#### WORK INSTRUCTIONS:
Look through the material below. Copy every line with the string "significa" in it.

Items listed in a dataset
++++++++++

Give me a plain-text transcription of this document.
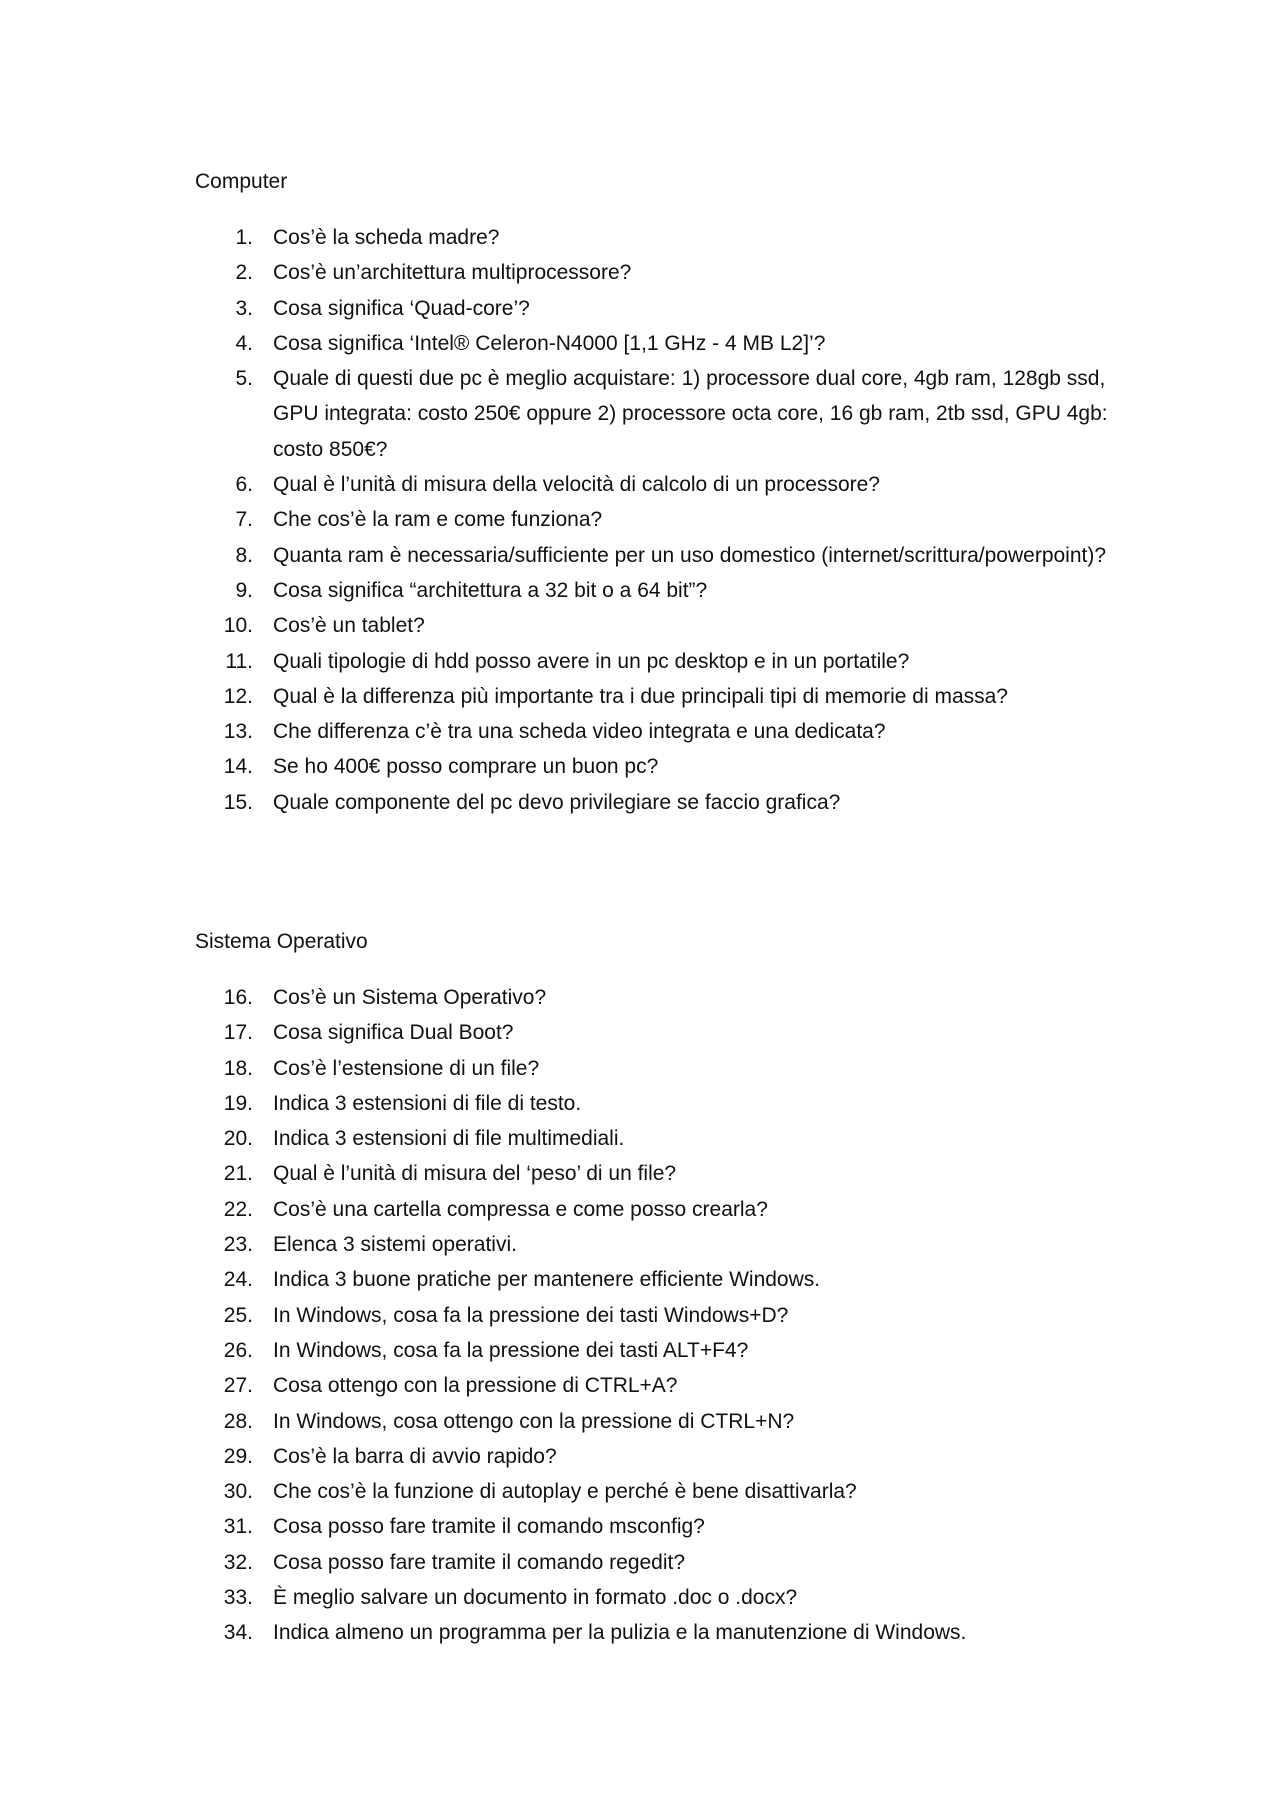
Computer
1. Cos’è la scheda madre?
2. Cos’è un’architettura multiprocessore?
3. Cosa significa ‘Quad-core’?
4. Cosa significa ‘Intel® Celeron-N4000 [1,1 GHz - 4 MB L2]’?
5. Quale di questi due pc è meglio acquistare: 1) processore dual core, 4gb ram, 128gb ssd, GPU integrata: costo 250€ oppure 2) processore octa core, 16 gb ram, 2tb ssd, GPU 4gb: costo 850€?
6. Qual è l’unità di misura della velocità di calcolo di un processore?
7. Che cos’è la ram e come funziona?
8. Quanta ram è necessaria/sufficiente per un uso domestico (internet/scrittura/powerpoint)?
9. Cosa significa “architettura a 32 bit o a 64 bit”?
10. Cos’è un tablet?
11. Quali tipologie di hdd posso avere in un pc desktop e in un portatile?
12. Qual è la differenza più importante tra i due principali tipi di memorie di massa?
13. Che differenza c’è tra una scheda video integrata e una dedicata?
14. Se ho 400€ posso comprare un buon pc?
15. Quale componente del pc devo privilegiare se faccio grafica?
Sistema Operativo
16. Cos’è un Sistema Operativo?
17. Cosa significa Dual Boot?
18. Cos’è l’estensione di un file?
19. Indica 3 estensioni di file di testo.
20. Indica 3 estensioni di file multimediali.
21. Qual è l’unità di misura del ‘peso’ di un file?
22. Cos’è una cartella compressa e come posso crearla?
23. Elenca 3 sistemi operativi.
24. Indica 3 buone pratiche per mantenere efficiente Windows.
25. In Windows, cosa fa la pressione dei tasti Windows+D?
26. In Windows, cosa fa la pressione dei tasti ALT+F4?
27. Cosa ottengo con la pressione di CTRL+A?
28. In Windows, cosa ottengo con la pressione di CTRL+N?
29. Cos’è la barra di avvio rapido?
30. Che cos’è la funzione di autoplay e perché è bene disattivarla?
31. Cosa posso fare tramite il comando msconfig?
32. Cosa posso fare tramite il comando regedit?
33. È meglio salvare un documento in formato .doc o .docx?
34. Indica almeno un programma per la pulizia e la manutenzione di Windows.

++++++++++

#### RESULT BELOW:
3. Cosa significa ‘Quad-core’?
4. Cosa significa ‘Intel® Celeron-N4000 [1,1 GHz - 4 MB L2]’?
9. Cosa significa “architettura a 32 bit o a 64 bit”?
17. Cosa significa Dual Boot?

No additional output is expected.